***** EXCERPT PROVIDED
This is very appealing if we can retain only the lower-cardinality
path, as it would greatly simplify the overall design.  I haven't
looked for counterexamples yet, but I plan to do so later.

> By the way, the work of figuring out what target list should be
> produced by partial grouping is done by init_grouping_targets(), but
> the comments seem to take it for granted that I know what result we're
> trying to produce, and I don't. I think some more high-level
> explanation of the goals of this code would be useful. It seems to me
> that if I'm looking at a path for an ungrouped relation and it
> produces a certain target list, then every column of that target list
> is needed somewhere. If those columns are group keys, cool: we pass
> those through. If they're inputs to the aggregates, cool: we feed them
> to the aggregates. But if they are neither, then what? In the patch,
> you either group on those columns or add them to the
> possibly_dependent list depending on the result of
> is_var_needed_by_join(). I can believe that there are some cases where
> we can group on such columns and others where we can't, but find it
> difficult to believe that this test reliably distinguishes between
> those two cases. If it does, I don't understand why it does. Don't I
> need to know something about how those columns are used in the upper
> joins? Like, if those columns are connected by a chain of
> binary-equality operators back to the user's choice of grouping
> columns, that sounds good, but this test doesn't distinguish between
> that case and an upper join on the < operator.
**********
***** INFORMATION PROVIDED
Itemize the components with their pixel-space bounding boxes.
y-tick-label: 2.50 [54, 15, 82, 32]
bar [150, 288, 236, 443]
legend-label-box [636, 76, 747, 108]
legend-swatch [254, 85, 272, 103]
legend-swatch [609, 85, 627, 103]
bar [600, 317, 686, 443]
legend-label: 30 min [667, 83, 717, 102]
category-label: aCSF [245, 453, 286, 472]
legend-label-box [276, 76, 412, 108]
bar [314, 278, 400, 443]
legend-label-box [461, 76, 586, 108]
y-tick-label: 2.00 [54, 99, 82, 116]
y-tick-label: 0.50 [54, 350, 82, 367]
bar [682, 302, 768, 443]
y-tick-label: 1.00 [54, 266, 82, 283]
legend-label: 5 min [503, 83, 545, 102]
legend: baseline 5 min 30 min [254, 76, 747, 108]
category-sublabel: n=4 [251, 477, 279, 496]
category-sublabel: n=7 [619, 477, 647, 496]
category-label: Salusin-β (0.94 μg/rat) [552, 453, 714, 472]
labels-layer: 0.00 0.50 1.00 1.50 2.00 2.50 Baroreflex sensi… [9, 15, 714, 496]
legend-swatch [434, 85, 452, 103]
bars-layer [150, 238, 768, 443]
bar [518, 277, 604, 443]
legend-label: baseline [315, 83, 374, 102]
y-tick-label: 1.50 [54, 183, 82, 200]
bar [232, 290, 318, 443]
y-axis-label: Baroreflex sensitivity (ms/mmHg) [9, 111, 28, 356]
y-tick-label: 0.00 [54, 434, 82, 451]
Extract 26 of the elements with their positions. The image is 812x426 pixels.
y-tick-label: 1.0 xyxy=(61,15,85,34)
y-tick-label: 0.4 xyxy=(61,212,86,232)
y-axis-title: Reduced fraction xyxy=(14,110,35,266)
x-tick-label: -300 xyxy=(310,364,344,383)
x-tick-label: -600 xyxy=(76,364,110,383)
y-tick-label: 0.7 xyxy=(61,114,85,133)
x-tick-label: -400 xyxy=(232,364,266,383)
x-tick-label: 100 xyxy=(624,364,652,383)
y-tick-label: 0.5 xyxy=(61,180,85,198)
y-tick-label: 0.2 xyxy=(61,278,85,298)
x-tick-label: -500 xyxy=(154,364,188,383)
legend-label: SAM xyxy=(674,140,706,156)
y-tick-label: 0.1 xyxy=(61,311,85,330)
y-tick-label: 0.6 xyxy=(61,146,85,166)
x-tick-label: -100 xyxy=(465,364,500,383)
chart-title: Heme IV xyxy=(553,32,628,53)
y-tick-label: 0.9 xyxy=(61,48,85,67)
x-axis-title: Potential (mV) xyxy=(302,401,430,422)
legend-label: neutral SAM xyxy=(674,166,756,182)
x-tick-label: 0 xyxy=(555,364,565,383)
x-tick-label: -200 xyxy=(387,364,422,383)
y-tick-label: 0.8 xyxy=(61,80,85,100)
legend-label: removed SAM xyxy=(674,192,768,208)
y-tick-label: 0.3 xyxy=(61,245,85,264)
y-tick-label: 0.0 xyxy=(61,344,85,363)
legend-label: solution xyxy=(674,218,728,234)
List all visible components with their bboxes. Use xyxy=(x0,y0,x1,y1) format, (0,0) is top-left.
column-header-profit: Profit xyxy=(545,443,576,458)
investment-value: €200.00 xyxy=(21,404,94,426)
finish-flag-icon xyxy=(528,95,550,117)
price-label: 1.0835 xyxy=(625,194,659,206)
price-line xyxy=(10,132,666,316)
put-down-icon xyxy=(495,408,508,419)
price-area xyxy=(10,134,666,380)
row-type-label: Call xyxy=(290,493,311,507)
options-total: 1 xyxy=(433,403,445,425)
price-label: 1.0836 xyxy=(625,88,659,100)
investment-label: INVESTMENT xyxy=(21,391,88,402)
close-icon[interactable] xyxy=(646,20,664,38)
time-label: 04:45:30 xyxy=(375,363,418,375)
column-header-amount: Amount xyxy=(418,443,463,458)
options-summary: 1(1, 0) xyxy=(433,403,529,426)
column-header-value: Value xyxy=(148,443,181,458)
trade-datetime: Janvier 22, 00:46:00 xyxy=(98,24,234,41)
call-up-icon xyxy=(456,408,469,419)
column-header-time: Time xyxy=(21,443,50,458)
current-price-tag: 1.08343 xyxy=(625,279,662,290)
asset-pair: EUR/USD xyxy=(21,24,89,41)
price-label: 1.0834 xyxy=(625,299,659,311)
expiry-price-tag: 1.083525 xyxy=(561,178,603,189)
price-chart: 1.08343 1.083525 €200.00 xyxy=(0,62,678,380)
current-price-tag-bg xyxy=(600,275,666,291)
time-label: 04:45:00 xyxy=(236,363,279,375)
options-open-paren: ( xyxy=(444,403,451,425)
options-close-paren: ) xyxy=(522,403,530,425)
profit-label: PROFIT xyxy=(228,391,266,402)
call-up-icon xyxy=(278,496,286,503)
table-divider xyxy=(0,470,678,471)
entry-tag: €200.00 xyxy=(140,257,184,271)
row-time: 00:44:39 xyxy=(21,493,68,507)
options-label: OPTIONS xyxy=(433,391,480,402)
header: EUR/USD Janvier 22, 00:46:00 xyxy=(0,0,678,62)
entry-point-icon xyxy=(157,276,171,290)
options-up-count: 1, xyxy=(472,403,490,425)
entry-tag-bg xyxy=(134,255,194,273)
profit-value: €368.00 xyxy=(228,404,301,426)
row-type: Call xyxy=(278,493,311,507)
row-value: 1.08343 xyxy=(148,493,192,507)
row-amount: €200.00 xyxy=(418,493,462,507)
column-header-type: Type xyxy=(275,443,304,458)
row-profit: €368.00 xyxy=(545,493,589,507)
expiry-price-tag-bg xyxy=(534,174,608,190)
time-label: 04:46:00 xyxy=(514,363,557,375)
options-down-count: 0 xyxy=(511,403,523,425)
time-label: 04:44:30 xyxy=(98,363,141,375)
**********
DO THIS :: Retype the passage from the excerpt on partial grouping, starting with "This is very" and going on through "do so later.".

RESULT OF THIS EXERCISE ::
This is very appealing if we can retain only the lower-cardinality
path, as it would greatly simplify the overall design.  I haven't
looked for counterexamples yet, but I plan to do so later.